* _Exercise description_
Show all lines holding "Luanda".

* _Record list_
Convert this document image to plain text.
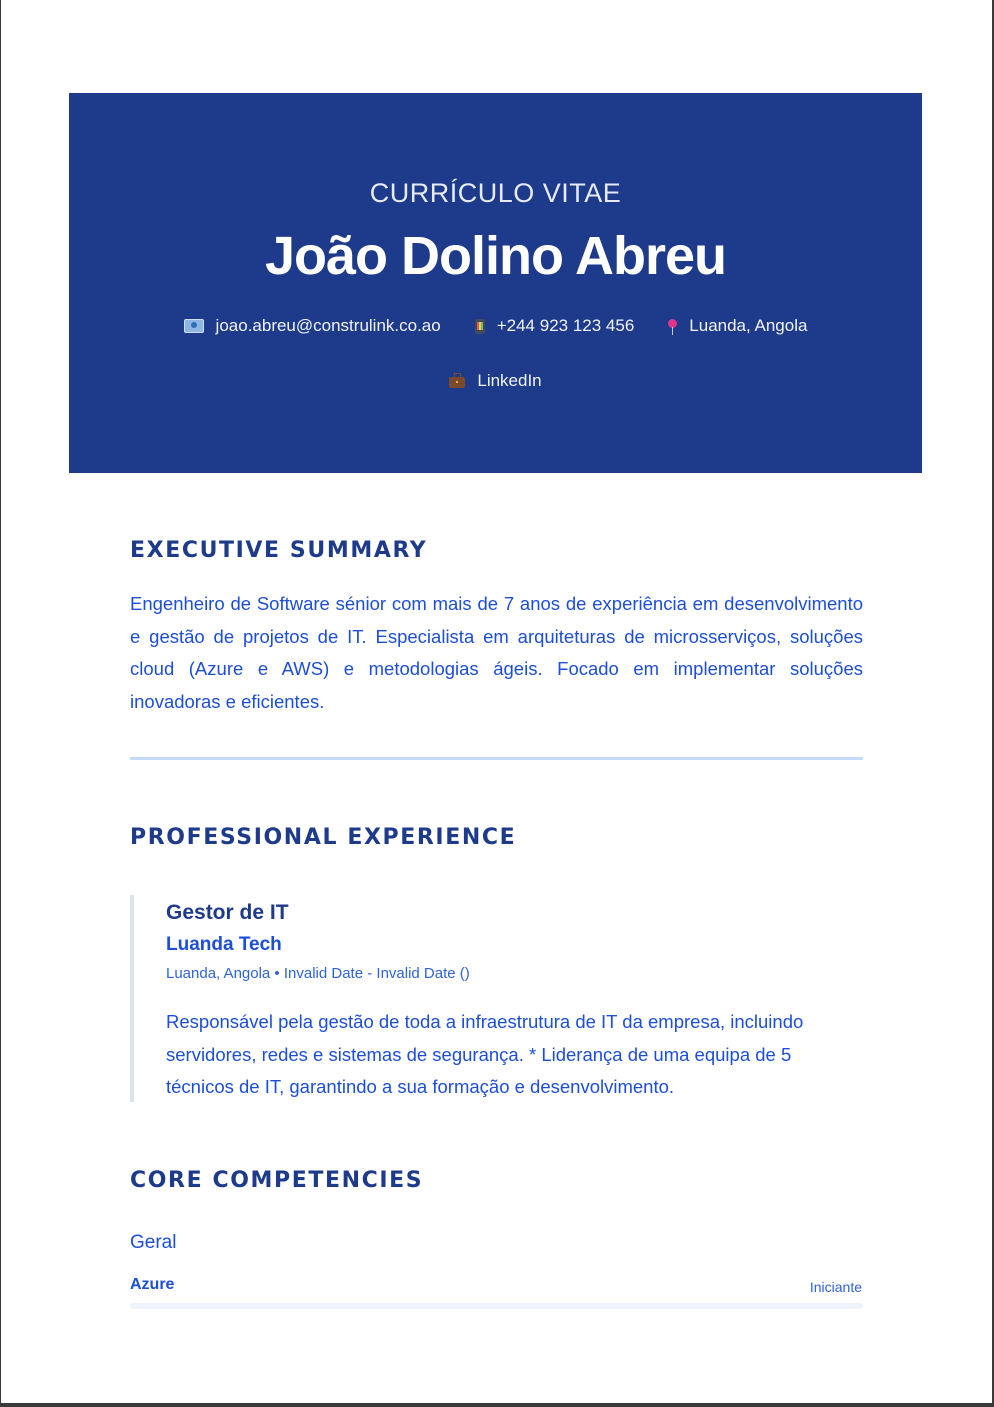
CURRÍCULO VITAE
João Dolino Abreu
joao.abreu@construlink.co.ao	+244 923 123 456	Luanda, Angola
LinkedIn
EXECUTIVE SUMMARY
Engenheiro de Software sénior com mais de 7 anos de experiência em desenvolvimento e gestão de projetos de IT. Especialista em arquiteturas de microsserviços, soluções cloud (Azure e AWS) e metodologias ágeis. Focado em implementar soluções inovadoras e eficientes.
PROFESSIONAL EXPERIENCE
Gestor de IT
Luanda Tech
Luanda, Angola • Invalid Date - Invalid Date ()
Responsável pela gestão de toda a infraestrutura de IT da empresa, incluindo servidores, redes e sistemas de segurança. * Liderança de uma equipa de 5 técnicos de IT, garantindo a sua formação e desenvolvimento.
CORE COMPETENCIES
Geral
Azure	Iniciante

* _Task answer_
joao.abreu@construlink.co.ao	+244 923 123 456	Luanda, Angola
Luanda Tech
Luanda, Angola • Invalid Date - Invalid Date ()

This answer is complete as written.